→ What you need to do
Copy out every line that contains the word "wheels".
─── Task inputs ───
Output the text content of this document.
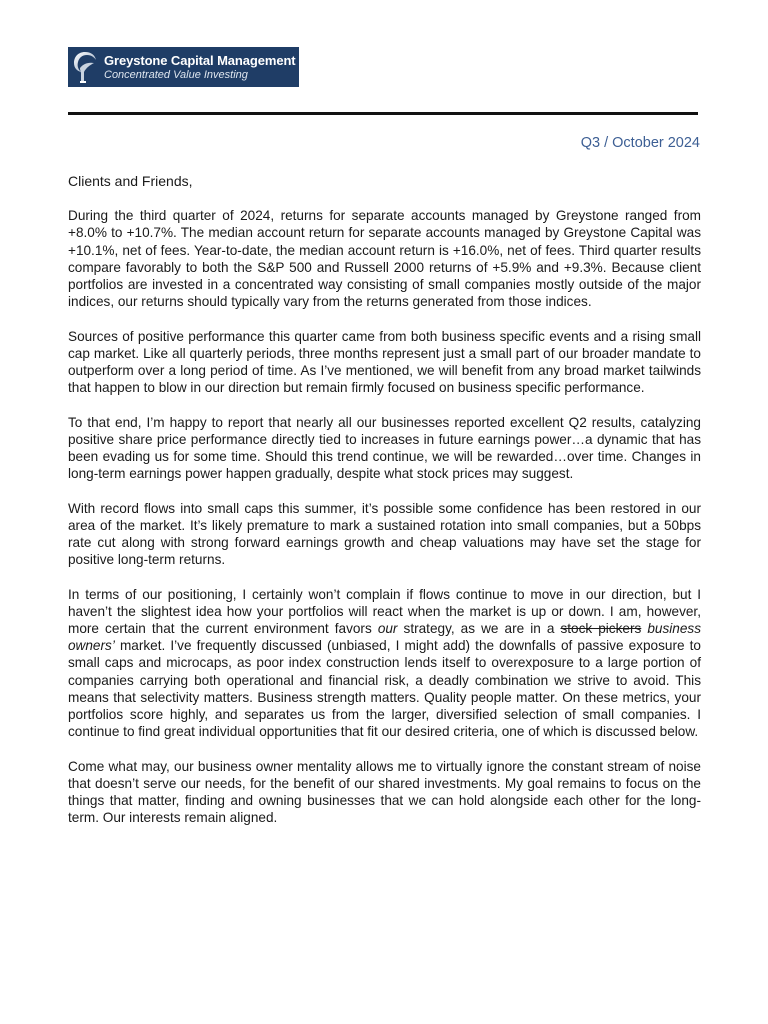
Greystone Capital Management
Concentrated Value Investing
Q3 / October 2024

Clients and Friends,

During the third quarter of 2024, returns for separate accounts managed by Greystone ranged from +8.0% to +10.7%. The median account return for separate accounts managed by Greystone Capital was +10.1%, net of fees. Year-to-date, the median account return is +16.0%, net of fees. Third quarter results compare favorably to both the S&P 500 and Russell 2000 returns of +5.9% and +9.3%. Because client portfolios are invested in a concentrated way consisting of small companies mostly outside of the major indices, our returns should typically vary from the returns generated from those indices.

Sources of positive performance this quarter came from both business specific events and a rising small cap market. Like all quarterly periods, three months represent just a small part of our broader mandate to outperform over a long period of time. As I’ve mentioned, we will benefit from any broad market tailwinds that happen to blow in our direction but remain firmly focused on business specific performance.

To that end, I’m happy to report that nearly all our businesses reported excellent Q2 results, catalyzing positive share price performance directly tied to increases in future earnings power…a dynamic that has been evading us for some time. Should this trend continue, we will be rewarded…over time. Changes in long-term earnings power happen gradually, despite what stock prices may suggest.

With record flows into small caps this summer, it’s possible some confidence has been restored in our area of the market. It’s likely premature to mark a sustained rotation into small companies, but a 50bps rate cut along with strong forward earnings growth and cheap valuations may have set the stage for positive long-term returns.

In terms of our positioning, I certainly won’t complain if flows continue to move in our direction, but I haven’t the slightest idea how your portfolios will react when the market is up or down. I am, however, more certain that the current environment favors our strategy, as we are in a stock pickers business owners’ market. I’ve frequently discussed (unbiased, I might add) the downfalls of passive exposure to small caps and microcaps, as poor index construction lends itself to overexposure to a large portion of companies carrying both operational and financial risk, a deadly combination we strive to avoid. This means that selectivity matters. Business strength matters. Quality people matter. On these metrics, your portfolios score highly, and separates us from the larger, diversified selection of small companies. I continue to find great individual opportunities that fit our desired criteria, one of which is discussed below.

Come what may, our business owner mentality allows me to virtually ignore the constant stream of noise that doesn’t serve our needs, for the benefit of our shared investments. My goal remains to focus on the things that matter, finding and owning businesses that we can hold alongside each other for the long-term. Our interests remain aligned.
───
─── Task inputs ───
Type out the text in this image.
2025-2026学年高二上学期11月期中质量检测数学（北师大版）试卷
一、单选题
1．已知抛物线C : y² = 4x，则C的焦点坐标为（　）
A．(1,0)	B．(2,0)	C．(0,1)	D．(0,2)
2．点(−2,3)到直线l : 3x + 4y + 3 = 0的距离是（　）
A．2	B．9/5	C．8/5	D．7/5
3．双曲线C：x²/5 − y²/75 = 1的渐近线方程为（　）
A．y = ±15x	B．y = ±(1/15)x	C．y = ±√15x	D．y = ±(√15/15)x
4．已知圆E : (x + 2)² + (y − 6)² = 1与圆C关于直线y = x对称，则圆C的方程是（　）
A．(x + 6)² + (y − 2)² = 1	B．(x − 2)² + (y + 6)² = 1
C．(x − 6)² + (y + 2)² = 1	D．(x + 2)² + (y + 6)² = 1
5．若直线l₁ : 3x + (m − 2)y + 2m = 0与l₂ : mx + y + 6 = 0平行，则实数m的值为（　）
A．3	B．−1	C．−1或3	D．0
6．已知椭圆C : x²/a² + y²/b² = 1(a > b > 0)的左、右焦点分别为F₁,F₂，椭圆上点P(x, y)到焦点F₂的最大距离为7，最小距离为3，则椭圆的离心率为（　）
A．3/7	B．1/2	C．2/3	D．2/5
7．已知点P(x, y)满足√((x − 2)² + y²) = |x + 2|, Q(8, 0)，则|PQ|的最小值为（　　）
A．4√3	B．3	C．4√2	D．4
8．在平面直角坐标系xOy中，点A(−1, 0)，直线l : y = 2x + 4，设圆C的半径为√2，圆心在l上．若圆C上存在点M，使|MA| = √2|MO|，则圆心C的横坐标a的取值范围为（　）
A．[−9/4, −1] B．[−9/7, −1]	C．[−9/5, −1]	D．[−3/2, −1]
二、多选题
───
─── Task inputs ───
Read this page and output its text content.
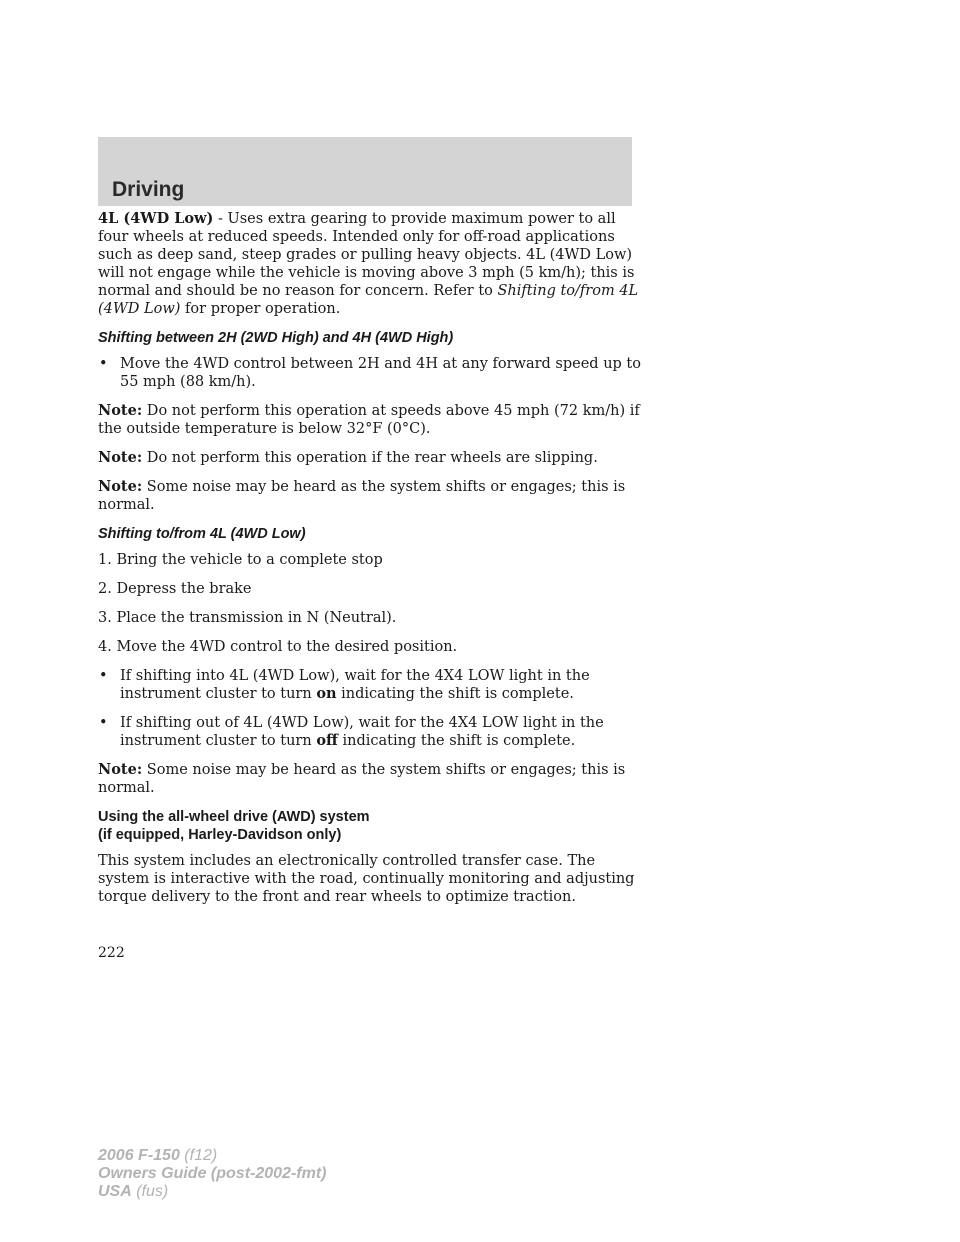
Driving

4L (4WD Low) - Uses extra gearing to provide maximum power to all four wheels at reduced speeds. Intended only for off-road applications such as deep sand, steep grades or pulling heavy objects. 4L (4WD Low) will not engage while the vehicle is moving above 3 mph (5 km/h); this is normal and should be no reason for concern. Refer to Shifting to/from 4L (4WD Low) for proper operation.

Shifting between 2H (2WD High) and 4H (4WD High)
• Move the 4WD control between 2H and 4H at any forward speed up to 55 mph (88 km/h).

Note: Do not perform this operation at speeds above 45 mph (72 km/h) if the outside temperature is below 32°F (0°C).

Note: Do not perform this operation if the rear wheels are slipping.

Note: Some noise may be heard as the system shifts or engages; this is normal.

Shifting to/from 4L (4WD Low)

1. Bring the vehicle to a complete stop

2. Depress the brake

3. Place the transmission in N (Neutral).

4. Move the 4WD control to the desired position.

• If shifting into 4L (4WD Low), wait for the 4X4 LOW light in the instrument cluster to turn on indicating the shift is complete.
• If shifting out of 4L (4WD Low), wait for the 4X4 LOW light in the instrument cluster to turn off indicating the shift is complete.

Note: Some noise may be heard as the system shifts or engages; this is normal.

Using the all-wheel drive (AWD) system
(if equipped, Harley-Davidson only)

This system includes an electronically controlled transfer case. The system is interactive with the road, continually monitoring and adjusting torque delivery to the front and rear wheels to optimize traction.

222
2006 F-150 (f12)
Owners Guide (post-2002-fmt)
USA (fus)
───
→ Exercise result
4L (4WD Low) - Uses extra gearing to provide maximum power to all four wheels at reduced speeds. Intended only for off-road applications such as deep sand, steep grades or pulling heavy objects. 4L (4WD Low) will not engage while the vehicle is moving above 3 mph (5 km/h); this is normal and should be no reason for concern. Refer to Shifting to/from 4L (4WD Low) for proper operation.
Note: Do not perform this operation if the rear wheels are slipping.
This system includes an electronically controlled transfer case. The system is interactive with the road, continually monitoring and adjusting torque delivery to the front and rear wheels to optimize traction.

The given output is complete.